▸ **Exercise details**
Find every line of the listing below where "region" appears, and copy it.

-------- Records shown --------

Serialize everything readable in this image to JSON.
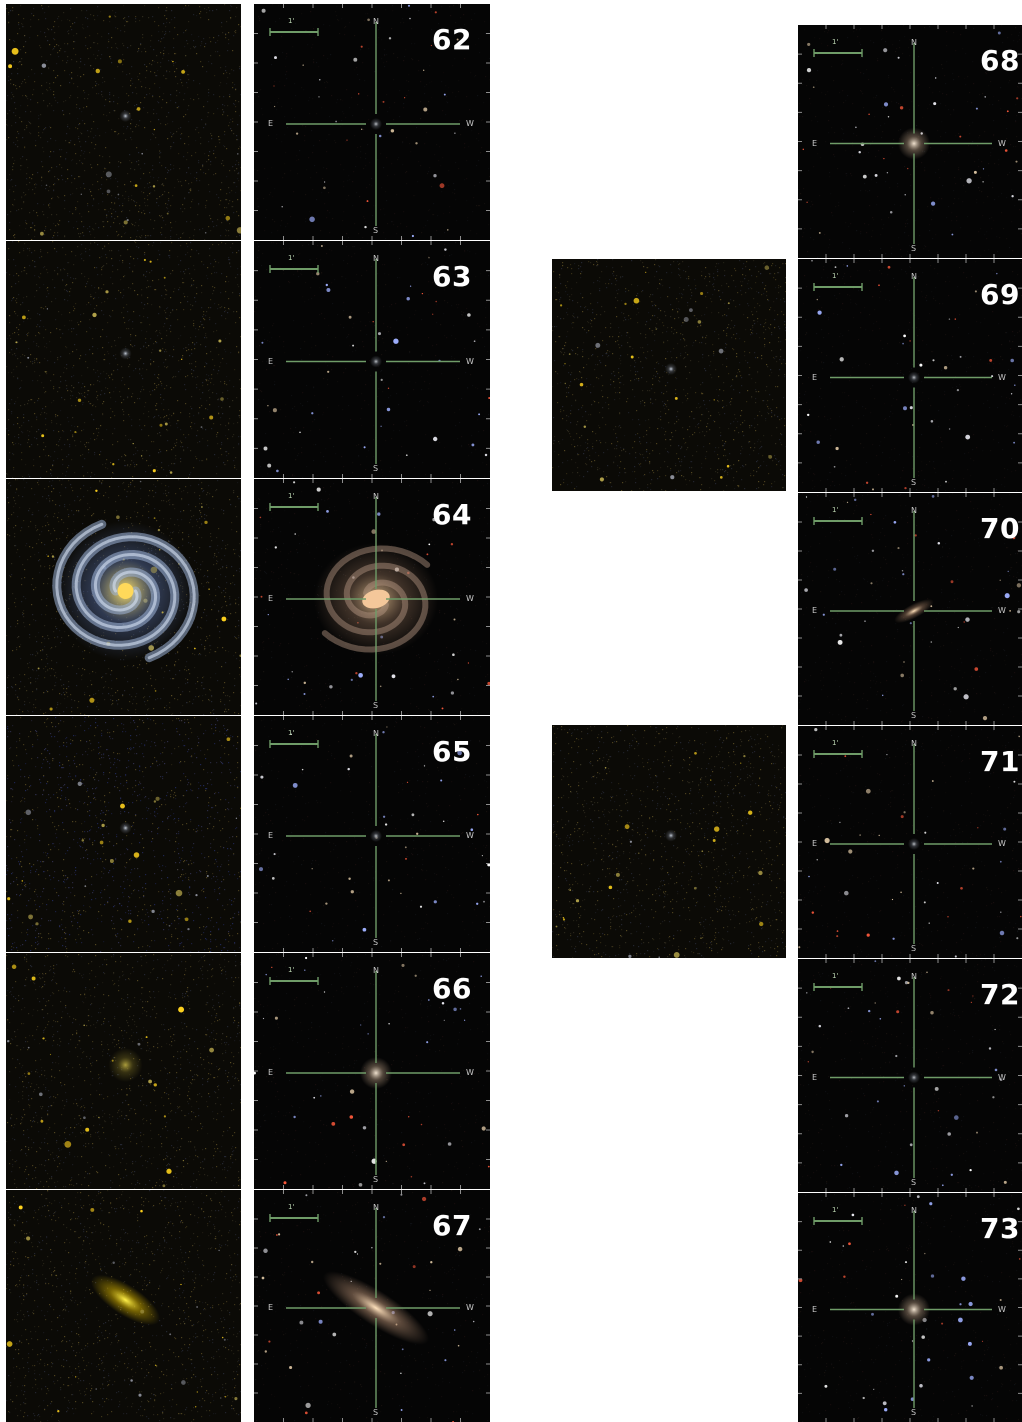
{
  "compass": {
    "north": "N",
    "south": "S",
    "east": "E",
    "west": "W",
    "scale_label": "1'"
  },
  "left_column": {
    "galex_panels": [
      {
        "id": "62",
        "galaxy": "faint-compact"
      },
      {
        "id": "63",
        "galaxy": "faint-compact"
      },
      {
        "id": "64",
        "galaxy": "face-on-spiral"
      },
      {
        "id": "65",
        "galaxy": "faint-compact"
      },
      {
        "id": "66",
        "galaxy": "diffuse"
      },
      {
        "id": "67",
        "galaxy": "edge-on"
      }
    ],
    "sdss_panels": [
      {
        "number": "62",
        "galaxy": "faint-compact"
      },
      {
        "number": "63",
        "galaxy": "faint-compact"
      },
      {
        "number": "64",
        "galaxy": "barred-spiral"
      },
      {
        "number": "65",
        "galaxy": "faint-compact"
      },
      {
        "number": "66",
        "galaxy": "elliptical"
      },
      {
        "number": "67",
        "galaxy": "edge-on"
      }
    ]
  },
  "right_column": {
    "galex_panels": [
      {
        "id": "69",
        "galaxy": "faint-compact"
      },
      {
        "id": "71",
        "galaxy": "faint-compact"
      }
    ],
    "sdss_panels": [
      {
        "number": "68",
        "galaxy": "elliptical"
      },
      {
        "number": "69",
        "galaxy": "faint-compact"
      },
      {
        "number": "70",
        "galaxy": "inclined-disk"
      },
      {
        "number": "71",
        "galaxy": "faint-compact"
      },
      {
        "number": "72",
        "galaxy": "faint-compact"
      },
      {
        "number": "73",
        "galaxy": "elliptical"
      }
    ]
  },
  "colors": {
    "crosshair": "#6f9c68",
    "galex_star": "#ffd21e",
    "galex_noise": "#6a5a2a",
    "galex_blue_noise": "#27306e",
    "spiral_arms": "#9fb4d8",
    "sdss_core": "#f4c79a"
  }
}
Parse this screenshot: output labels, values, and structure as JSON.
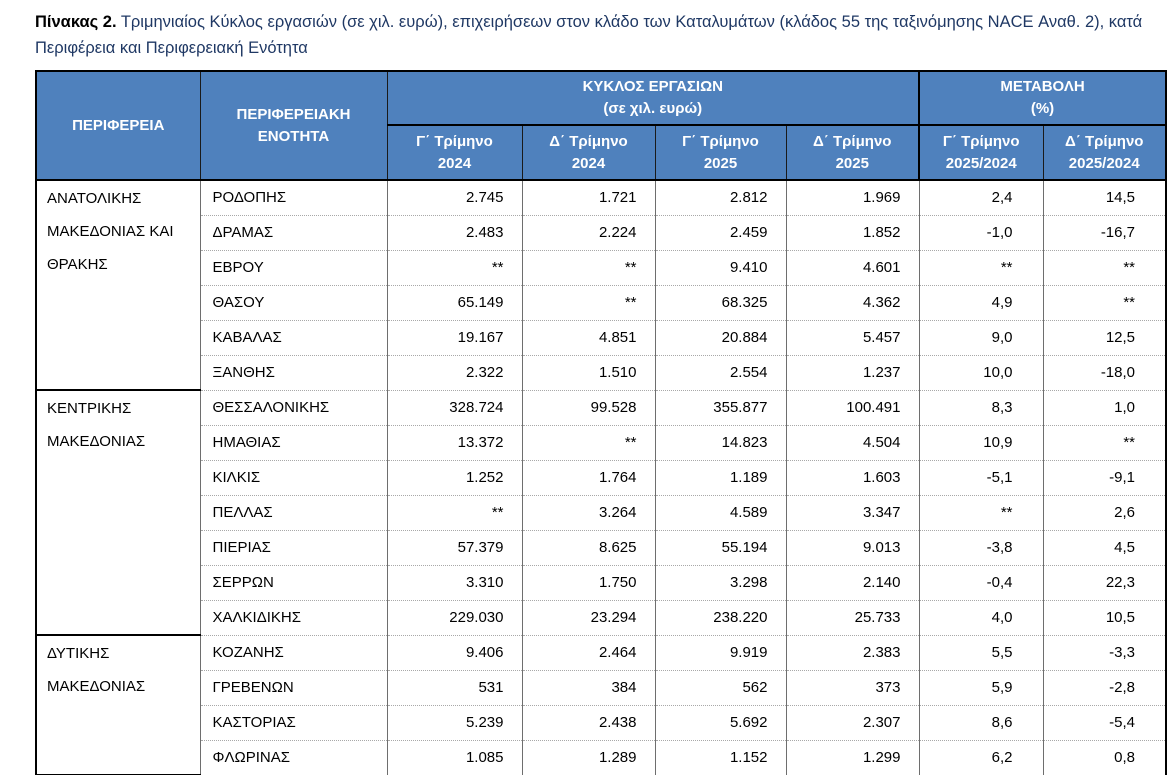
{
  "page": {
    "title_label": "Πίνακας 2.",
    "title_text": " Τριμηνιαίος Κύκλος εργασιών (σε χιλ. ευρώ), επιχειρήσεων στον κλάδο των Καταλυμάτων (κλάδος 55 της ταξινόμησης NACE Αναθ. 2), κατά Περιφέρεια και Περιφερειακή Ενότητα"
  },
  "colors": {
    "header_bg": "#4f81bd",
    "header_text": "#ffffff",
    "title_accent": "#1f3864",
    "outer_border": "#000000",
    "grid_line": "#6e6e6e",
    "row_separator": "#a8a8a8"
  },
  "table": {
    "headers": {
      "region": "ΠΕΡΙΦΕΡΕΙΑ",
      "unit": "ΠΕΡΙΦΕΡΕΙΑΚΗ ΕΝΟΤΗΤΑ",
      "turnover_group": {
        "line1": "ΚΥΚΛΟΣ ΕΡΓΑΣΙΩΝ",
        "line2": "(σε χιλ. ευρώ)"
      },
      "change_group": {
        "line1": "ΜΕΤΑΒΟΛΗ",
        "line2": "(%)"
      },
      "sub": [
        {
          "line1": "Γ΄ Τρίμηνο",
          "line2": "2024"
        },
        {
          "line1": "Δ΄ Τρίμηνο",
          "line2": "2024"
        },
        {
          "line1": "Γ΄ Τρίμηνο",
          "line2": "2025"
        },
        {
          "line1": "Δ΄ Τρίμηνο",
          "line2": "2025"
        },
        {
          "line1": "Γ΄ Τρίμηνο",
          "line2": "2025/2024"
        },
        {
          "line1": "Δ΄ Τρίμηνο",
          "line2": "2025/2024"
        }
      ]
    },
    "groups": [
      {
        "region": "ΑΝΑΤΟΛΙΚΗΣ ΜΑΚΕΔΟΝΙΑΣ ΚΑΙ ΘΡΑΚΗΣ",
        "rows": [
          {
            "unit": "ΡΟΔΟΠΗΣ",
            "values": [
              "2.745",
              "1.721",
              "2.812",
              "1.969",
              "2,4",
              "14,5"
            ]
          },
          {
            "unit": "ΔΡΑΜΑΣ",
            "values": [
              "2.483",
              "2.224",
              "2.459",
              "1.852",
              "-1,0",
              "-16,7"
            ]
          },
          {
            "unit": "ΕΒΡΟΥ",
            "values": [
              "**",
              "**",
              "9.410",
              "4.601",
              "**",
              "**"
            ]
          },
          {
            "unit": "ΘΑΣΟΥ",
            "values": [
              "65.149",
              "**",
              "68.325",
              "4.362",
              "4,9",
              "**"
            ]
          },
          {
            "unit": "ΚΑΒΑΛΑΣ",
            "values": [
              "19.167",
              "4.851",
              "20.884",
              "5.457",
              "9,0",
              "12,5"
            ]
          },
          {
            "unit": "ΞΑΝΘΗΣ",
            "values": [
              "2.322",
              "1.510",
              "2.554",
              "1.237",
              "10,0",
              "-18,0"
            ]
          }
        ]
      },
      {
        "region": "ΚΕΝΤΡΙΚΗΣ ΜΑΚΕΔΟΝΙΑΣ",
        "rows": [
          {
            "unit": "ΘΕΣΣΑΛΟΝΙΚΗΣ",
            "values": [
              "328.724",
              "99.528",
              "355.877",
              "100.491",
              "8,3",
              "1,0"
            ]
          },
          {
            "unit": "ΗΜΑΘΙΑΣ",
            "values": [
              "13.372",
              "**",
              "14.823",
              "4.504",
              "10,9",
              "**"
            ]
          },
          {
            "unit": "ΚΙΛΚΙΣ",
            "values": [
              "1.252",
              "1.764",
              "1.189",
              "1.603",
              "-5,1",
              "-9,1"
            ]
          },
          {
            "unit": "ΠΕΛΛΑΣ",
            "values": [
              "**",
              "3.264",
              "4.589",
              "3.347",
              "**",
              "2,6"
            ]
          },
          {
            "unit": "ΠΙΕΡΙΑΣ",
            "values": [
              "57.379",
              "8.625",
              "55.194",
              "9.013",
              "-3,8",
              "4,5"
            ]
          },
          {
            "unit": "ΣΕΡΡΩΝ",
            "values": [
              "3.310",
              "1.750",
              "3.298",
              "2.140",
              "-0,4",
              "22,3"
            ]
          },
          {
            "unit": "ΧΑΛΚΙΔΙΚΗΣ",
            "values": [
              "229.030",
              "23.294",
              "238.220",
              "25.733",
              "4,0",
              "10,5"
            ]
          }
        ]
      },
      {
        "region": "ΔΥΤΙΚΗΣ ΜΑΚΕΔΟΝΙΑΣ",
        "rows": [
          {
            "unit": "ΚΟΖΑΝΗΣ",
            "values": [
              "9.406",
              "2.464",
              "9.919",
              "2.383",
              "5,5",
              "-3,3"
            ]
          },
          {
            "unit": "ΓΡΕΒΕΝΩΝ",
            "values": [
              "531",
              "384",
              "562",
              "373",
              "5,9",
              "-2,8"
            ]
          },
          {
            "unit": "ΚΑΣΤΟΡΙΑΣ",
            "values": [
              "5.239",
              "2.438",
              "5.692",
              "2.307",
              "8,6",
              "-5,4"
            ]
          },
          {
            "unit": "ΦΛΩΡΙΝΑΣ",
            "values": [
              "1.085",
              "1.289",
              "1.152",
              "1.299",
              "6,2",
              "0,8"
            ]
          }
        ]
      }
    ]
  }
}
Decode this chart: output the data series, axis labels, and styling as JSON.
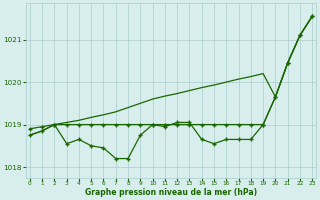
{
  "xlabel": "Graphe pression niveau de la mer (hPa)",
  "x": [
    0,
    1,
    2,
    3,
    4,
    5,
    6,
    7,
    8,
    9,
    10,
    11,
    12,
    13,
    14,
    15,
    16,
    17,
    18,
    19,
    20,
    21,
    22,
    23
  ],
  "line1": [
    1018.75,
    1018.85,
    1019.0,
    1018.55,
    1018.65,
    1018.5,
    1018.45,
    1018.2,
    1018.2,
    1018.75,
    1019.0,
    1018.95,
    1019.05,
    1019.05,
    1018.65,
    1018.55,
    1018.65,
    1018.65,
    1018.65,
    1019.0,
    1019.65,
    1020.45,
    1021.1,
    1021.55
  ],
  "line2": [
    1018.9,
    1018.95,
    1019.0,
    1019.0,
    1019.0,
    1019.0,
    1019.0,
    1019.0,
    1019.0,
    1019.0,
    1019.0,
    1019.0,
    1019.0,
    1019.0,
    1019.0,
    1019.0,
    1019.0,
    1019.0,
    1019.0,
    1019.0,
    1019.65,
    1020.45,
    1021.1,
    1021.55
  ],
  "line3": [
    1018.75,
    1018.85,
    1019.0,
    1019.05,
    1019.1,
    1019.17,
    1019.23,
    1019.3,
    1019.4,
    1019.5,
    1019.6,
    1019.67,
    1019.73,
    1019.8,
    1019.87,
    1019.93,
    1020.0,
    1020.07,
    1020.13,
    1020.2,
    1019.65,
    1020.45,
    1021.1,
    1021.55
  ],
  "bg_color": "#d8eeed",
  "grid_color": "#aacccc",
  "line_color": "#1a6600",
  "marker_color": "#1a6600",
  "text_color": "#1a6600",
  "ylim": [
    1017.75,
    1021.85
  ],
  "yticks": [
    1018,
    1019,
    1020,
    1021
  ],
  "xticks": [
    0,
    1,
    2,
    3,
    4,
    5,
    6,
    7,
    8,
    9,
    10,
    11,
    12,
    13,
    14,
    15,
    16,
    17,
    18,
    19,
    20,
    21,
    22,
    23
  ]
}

--------

▸ **Result**
      "region": "ΠΕΡΙΦΕΡΕΙΑ",
        "region": "ΑΝΑΤΟΛΙΚΗΣ ΜΑΚΕΔΟΝΙΑΣ ΚΑΙ ΘΡΑΚΗΣ",
        "region": "ΚΕΝΤΡΙΚΗΣ ΜΑΚΕΔΟΝΙΑΣ",
        "region": "ΔΥΤΙΚΗΣ ΜΑΚΕΔΟΝΙΑΣ",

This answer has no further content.